# WHAT YOU WILL DO
Restate the whole of the material. Keep every word, and drop the pictures.

Records about charts and figures:
## BEGIN
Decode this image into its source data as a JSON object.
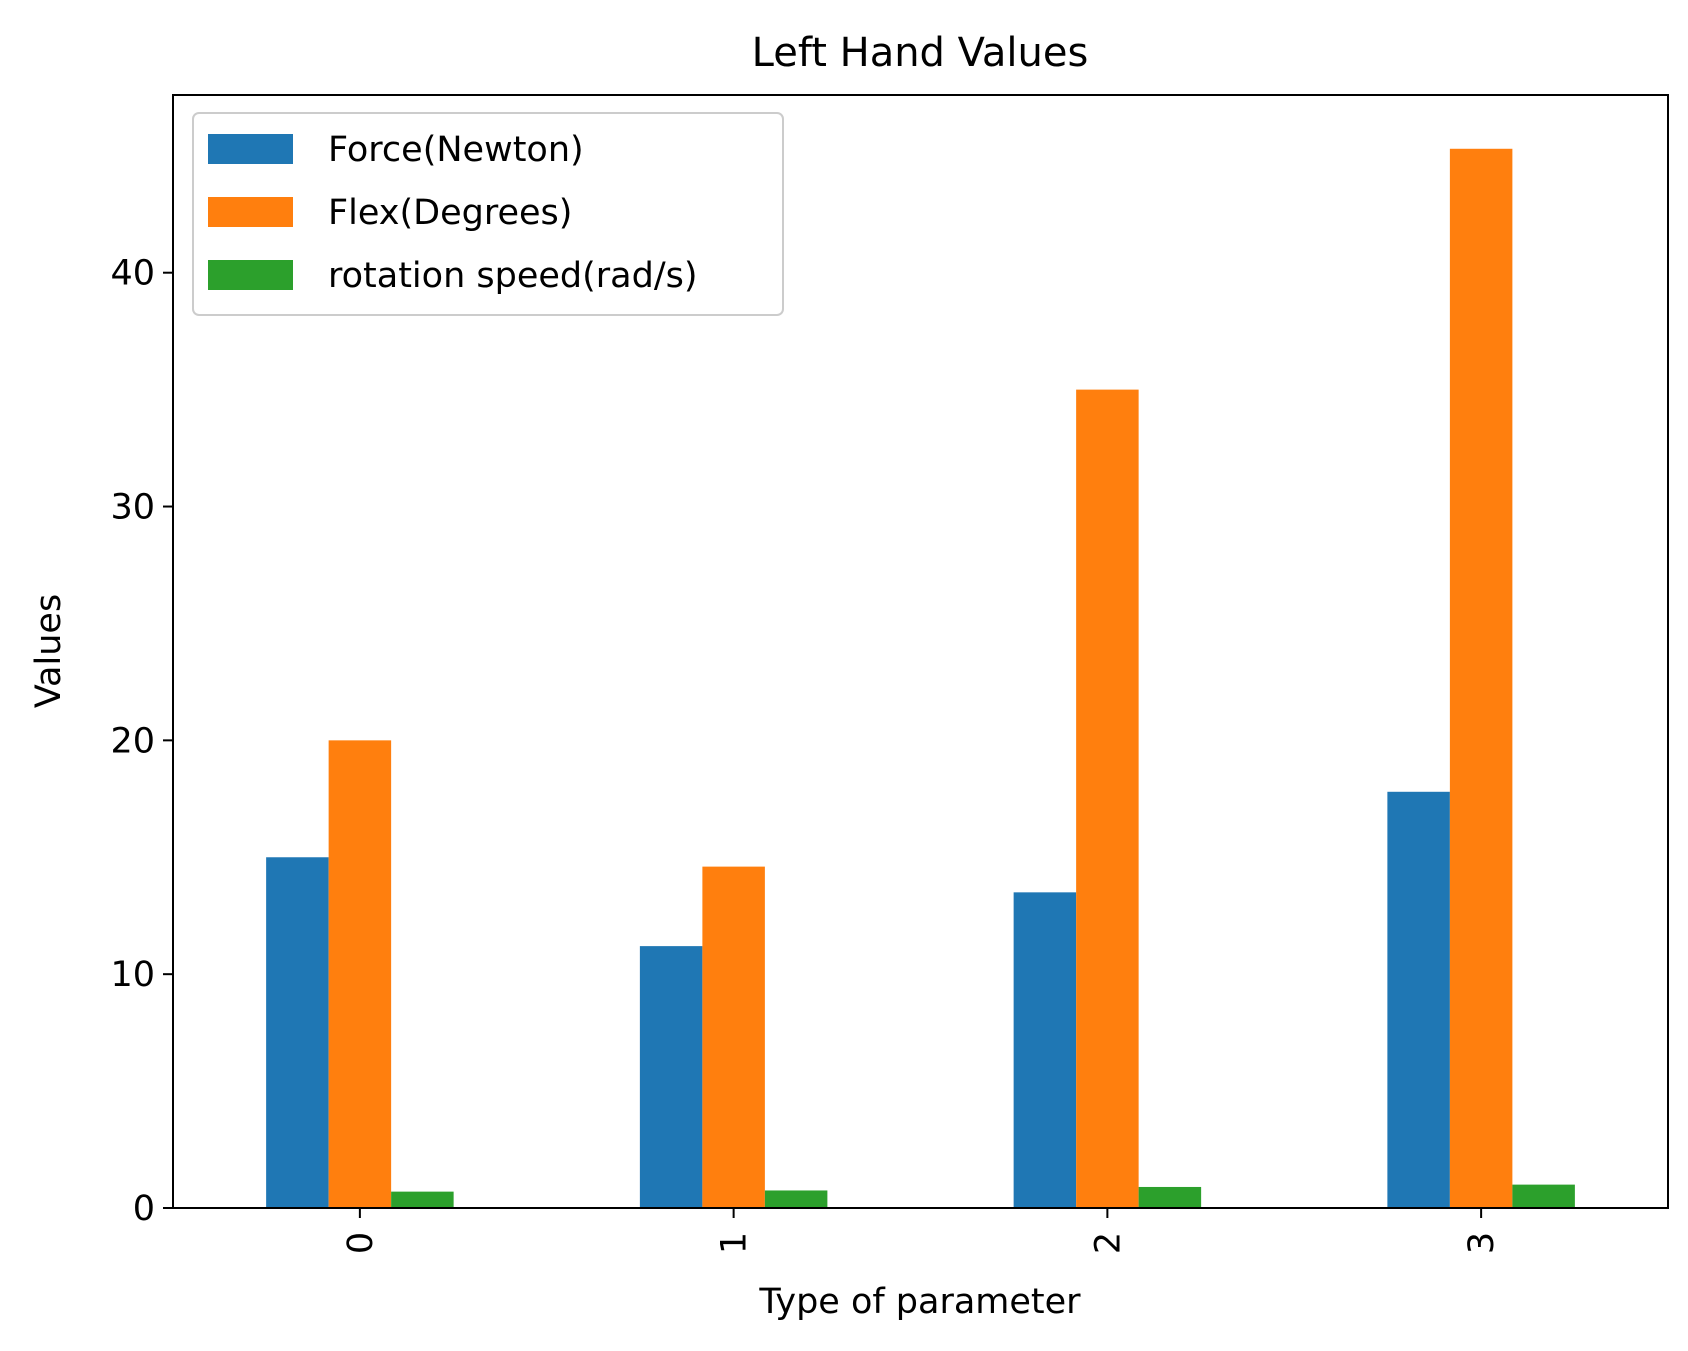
{
  "chart_data": {
    "type": "bar",
    "title": "Left Hand Values",
    "xlabel": "Type of parameter",
    "ylabel": "Values",
    "categories": [
      "0",
      "1",
      "2",
      "3"
    ],
    "series": [
      {
        "name": "Force(Newton)",
        "values": [
          15.0,
          11.2,
          13.5,
          17.8
        ],
        "color": "#1f77b4"
      },
      {
        "name": "Flex(Degrees)",
        "values": [
          20.0,
          14.6,
          35.0,
          45.3
        ],
        "color": "#ff7f0e"
      },
      {
        "name": "rotation speed(rad/s)",
        "values": [
          0.7,
          0.75,
          0.9,
          1.0
        ],
        "color": "#2ca02c"
      }
    ],
    "ylim": [
      0,
      47.6
    ],
    "yticks": [
      0,
      10,
      20,
      30,
      40
    ],
    "grid": false,
    "legend_position": "top-left"
  }
}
## END
# THE OUTPUT
Decode this image into its source data as a JSON object.
{
  "chart_data": {
    "type": "bar",
    "title": "Left Hand Values",
    "xlabel": "Type of parameter",
    "ylabel": "Values",
    "categories": [
      "0",
      "1",
      "2",
      "3"
    ],
    "series": [
      {
        "name": "Force(Newton)",
        "values": [
          15.0,
          11.2,
          13.5,
          17.8
        ],
        "color": "#1f77b4"
      },
      {
        "name": "Flex(Degrees)",
        "values": [
          20.0,
          14.6,
          35.0,
          45.3
        ],
        "color": "#ff7f0e"
      },
      {
        "name": "rotation speed(rad/s)",
        "values": [
          0.7,
          0.75,
          0.9,
          1.0
        ],
        "color": "#2ca02c"
      }
    ],
    "ylim": [
      0,
      47.6
    ],
    "yticks": [
      0,
      10,
      20,
      30,
      40
    ],
    "grid": false,
    "legend_position": "top-left"
  }
}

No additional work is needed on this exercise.